Collect all lines from the listing that include the string "values".

(Extracted data entries)
■ ■ ■
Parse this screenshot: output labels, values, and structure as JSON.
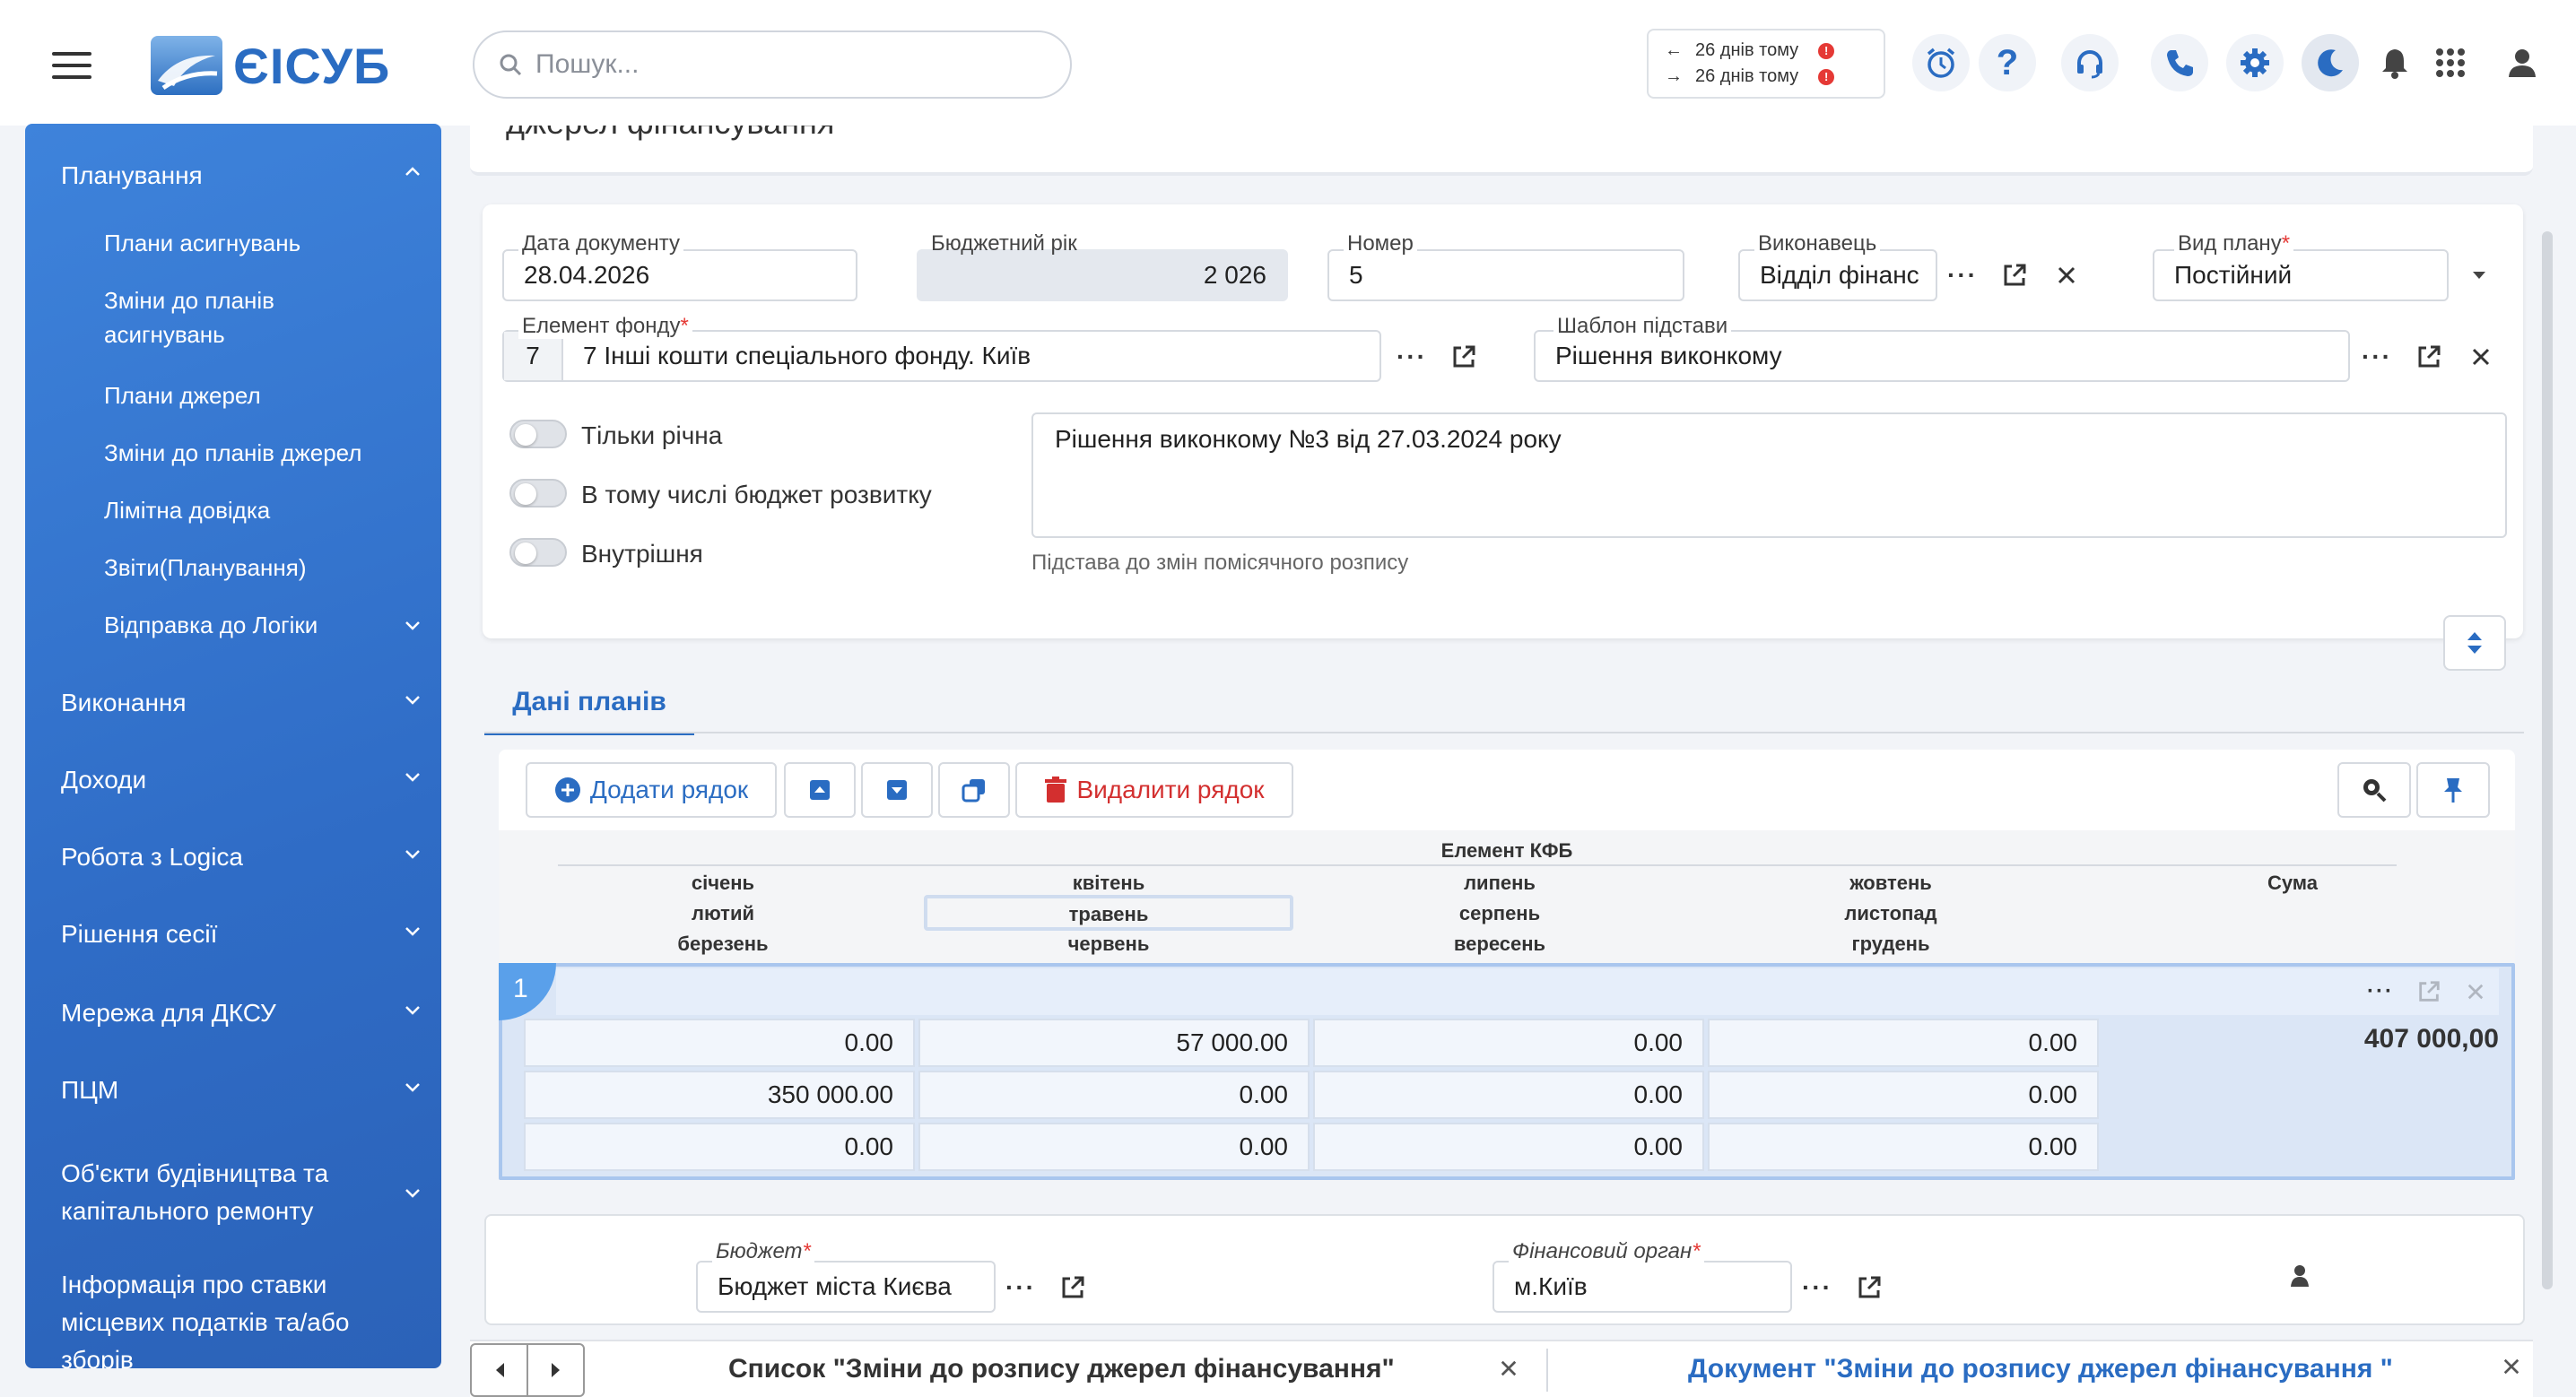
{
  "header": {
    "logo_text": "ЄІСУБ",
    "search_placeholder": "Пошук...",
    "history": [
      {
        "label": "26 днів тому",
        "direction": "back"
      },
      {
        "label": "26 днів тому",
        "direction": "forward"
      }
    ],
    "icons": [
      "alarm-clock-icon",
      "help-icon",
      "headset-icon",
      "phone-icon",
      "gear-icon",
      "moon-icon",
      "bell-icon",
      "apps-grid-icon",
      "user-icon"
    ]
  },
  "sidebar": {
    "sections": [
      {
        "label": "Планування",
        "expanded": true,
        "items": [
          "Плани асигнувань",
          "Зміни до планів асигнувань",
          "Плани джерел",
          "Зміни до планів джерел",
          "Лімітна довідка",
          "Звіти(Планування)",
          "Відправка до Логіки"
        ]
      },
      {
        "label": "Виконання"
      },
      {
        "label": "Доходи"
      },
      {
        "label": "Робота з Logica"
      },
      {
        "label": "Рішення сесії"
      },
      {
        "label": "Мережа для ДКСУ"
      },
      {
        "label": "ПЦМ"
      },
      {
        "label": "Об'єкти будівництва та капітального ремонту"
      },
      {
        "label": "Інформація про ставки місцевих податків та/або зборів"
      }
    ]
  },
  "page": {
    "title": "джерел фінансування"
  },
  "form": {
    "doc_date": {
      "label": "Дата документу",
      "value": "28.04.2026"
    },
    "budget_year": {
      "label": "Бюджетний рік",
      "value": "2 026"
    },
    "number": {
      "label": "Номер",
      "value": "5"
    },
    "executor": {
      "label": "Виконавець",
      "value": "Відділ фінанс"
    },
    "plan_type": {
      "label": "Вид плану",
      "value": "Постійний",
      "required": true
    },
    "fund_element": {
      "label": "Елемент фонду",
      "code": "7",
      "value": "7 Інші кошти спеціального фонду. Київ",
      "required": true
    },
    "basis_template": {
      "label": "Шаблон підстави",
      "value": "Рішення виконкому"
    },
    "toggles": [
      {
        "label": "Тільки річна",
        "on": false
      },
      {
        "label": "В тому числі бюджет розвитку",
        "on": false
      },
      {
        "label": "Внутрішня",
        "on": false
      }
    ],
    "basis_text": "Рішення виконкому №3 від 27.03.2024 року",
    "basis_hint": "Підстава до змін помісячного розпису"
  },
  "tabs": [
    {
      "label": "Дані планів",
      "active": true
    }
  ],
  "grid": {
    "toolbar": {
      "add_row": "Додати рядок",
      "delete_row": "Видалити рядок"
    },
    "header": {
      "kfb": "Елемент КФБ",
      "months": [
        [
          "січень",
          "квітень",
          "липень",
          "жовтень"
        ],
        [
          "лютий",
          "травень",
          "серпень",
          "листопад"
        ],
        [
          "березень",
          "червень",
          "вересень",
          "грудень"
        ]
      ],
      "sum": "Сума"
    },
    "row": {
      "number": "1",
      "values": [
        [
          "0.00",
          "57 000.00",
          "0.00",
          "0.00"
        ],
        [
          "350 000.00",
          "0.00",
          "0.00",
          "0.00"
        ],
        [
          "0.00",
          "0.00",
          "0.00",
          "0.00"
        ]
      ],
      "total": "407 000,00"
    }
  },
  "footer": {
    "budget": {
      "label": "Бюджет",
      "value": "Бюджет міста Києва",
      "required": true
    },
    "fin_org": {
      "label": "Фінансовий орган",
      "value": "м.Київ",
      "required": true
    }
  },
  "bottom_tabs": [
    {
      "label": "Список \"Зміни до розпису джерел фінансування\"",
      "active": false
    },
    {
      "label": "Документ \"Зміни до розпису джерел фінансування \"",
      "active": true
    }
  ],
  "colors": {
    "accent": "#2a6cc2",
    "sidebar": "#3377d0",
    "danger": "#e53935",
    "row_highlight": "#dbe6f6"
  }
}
■ ■ ■
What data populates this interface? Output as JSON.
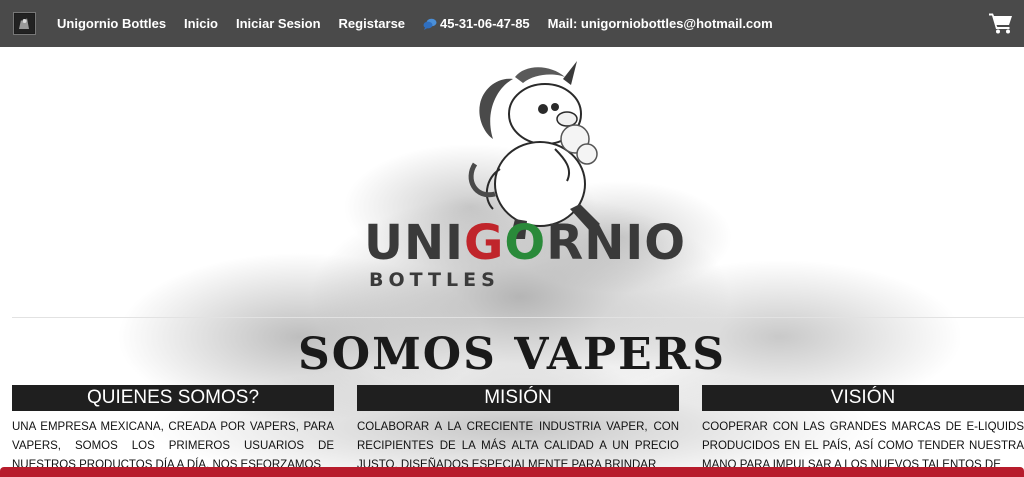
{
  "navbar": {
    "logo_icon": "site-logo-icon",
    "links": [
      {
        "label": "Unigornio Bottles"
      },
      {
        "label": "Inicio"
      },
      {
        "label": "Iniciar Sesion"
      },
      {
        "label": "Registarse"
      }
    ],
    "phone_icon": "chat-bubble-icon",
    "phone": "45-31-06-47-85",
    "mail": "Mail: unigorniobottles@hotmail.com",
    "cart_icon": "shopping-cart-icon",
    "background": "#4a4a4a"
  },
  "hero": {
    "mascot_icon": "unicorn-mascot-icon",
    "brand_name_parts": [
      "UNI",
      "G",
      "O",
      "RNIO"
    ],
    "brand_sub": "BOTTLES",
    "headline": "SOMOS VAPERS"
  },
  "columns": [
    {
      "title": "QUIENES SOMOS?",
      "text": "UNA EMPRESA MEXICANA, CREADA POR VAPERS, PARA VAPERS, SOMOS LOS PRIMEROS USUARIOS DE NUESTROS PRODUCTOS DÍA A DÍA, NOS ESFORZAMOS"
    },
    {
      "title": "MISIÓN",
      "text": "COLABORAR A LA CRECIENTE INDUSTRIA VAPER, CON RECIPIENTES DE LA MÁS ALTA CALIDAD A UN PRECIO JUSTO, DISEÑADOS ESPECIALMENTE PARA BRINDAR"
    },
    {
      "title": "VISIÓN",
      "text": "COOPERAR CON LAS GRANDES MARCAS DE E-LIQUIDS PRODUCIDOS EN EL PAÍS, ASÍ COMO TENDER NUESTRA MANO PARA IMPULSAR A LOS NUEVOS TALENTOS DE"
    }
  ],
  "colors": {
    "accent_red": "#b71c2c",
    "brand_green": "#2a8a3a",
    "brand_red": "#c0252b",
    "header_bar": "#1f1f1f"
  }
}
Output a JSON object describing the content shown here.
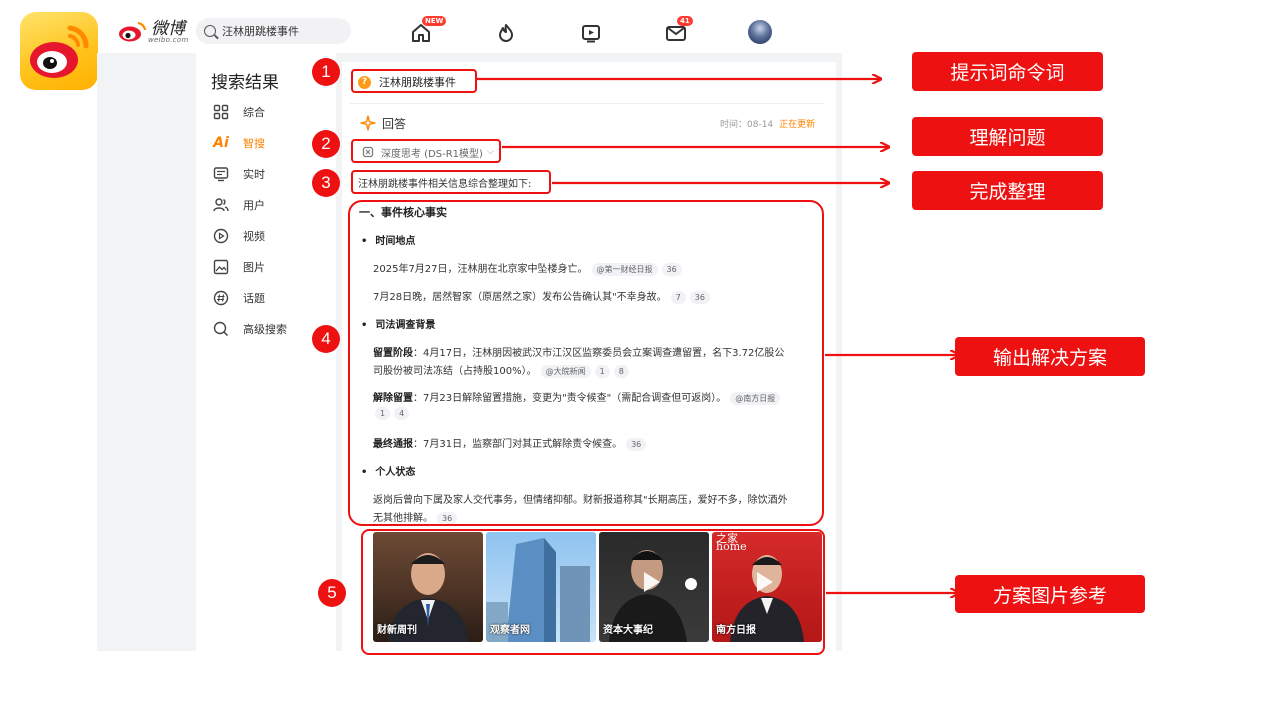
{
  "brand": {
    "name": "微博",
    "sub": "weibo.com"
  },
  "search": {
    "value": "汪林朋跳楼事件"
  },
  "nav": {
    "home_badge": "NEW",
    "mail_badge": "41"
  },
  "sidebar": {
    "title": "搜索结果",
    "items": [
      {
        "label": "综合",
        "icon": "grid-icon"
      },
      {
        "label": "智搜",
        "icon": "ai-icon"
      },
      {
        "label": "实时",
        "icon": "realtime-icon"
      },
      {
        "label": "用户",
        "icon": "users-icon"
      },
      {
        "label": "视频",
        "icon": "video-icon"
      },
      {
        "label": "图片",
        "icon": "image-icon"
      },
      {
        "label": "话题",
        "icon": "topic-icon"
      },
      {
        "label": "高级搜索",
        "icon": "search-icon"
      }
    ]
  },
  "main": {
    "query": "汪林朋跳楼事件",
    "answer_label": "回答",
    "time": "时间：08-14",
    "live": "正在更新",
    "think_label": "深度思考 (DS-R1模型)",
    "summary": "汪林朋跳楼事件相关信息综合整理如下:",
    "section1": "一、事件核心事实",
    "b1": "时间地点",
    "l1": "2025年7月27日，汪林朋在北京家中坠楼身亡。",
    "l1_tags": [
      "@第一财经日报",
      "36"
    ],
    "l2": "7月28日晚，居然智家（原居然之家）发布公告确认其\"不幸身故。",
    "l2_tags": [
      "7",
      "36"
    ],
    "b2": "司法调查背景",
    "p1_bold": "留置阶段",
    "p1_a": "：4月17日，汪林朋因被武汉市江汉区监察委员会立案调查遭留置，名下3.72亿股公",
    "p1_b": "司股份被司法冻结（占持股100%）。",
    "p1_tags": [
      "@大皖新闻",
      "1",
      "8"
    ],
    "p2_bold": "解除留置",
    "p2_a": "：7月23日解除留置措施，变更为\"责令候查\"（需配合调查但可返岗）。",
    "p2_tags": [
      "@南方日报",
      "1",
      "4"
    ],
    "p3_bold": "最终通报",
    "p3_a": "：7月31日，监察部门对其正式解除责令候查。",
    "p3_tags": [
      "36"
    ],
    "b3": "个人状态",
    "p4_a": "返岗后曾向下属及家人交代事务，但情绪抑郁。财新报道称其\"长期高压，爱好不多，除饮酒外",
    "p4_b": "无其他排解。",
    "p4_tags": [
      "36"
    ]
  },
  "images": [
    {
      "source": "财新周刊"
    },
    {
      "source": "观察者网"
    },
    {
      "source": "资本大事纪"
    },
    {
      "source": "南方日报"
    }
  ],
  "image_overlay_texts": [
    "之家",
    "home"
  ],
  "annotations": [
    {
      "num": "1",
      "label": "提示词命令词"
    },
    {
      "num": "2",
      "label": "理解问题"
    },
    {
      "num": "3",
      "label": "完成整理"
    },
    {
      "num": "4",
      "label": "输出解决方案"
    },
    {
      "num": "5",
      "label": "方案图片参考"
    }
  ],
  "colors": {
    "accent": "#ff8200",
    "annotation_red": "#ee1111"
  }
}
■ ■ ■
(Expected answer)
Parse this screenshot: output labels, values, and structure as JSON.
      "values": [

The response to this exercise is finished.